** Start **
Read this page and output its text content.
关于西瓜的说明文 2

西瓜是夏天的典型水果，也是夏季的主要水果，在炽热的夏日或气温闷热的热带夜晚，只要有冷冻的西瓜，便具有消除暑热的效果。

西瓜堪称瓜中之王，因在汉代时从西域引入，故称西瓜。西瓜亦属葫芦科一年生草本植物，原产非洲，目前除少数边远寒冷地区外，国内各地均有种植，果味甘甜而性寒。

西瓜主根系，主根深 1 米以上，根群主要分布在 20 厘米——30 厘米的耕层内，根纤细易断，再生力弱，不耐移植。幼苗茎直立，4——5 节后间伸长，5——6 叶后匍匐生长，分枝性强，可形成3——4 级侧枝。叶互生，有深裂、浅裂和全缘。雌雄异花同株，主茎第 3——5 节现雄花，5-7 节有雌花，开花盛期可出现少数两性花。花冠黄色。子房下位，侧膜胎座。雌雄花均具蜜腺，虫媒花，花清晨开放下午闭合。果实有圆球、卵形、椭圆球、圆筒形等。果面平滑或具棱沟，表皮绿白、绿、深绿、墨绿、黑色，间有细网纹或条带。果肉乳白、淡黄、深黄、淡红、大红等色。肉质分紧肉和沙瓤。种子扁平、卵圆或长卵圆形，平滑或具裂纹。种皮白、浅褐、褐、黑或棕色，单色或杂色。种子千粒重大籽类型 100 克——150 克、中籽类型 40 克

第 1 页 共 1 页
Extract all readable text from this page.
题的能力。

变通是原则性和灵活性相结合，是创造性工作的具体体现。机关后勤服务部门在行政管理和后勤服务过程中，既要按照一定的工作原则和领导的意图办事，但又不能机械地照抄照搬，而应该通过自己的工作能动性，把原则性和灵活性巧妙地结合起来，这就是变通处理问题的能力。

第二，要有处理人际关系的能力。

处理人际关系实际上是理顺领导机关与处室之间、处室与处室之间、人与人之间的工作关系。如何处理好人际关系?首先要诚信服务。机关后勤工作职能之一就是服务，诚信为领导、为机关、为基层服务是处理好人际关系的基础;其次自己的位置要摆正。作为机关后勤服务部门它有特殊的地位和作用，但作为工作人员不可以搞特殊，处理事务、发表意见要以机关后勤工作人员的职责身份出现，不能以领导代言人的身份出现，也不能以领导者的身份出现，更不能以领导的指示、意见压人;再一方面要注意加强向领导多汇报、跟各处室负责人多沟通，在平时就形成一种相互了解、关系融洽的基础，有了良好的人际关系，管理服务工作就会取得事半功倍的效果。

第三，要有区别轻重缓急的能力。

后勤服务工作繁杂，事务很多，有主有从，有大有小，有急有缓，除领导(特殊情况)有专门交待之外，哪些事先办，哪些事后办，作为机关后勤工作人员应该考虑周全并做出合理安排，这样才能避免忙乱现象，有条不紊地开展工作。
** End **
Return the entries in full, keeping every line exactly as it is.

Written answer:
Read this page and output its text content.
关于西瓜的说明文 2

西瓜是夏天的典型水果，也是夏季的主要水果，在炽热的夏日或气温闷热的热带夜晚，只要有冷冻的西瓜，便具有消除暑热的效果。

西瓜堪称瓜中之王，因在汉代时从西域引入，故称西瓜。西瓜亦属葫芦科一年生草本植物，原产非洲，目前除少数边远寒冷地区外，国内各地均有种植，果味甘甜而性寒。

西瓜主根系，主根深 1 米以上，根群主要分布在 20 厘米——30 厘米的耕层内，根纤细易断，再生力弱，不耐移植。幼苗茎直立，4——5 节后间伸长，5——6 叶后匍匐生长，分枝性强，可形成3——4 级侧枝。叶互生，有深裂、浅裂和全缘。雌雄异花同株，主茎第 3——5 节现雄花，5-7 节有雌花，开花盛期可出现少数两性花。花冠黄色。子房下位，侧膜胎座。雌雄花均具蜜腺，虫媒花，花清晨开放下午闭合。果实有圆球、卵形、椭圆球、圆筒形等。果面平滑或具棱沟，表皮绿白、绿、深绿、墨绿、黑色，间有细网纹或条带。果肉乳白、淡黄、深黄、淡红、大红等色。肉质分紧肉和沙瓤。种子扁平、卵圆或长卵圆形，平滑或具裂纹。种皮白、浅褐、褐、黑或棕色，单色或杂色。种子千粒重大籽类型 100 克——150 克、中籽类型 40 克

第 1 页 共 1 页
Extract all readable text from this page.
题的能力。

变通是原则性和灵活性相结合，是创造性工作的具体体现。机关后勤服务部门在行政管理和后勤服务过程中，既要按照一定的工作原则和领导的意图办事，但又不能机械地照抄照搬，而应该通过自己的工作能动性，把原则性和灵活性巧妙地结合起来，这就是变通处理问题的能力。

第二，要有处理人际关系的能力。

处理人际关系实际上是理顺领导机关与处室之间、处室与处室之间、人与人之间的工作关系。如何处理好人际关系?首先要诚信服务。机关后勤工作职能之一就是服务，诚信为领导、为机关、为基层服务是处理好人际关系的基础;其次自己的位置要摆正。作为机关后勤服务部门它有特殊的地位和作用，但作为工作人员不可以搞特殊，处理事务、发表意见要以机关后勤工作人员的职责身份出现，不能以领导代言人的身份出现，也不能以领导者的身份出现，更不能以领导的指示、意见压人;再一方面要注意加强向领导多汇报、跟各处室负责人多沟通，在平时就形成一种相互了解、关系融洽的基础，有了良好的人际关系，管理服务工作就会取得事半功倍的效果。

第三，要有区别轻重缓急的能力。

后勤服务工作繁杂，事务很多，有主有从，有大有小，有急有缓，除领导(特殊情况)有专门交待之外，哪些事先办，哪些事后办，作为机关后勤工作人员应该考虑周全并做出合理安排，这样才能避免忙乱现象，有条不紊地开展工作。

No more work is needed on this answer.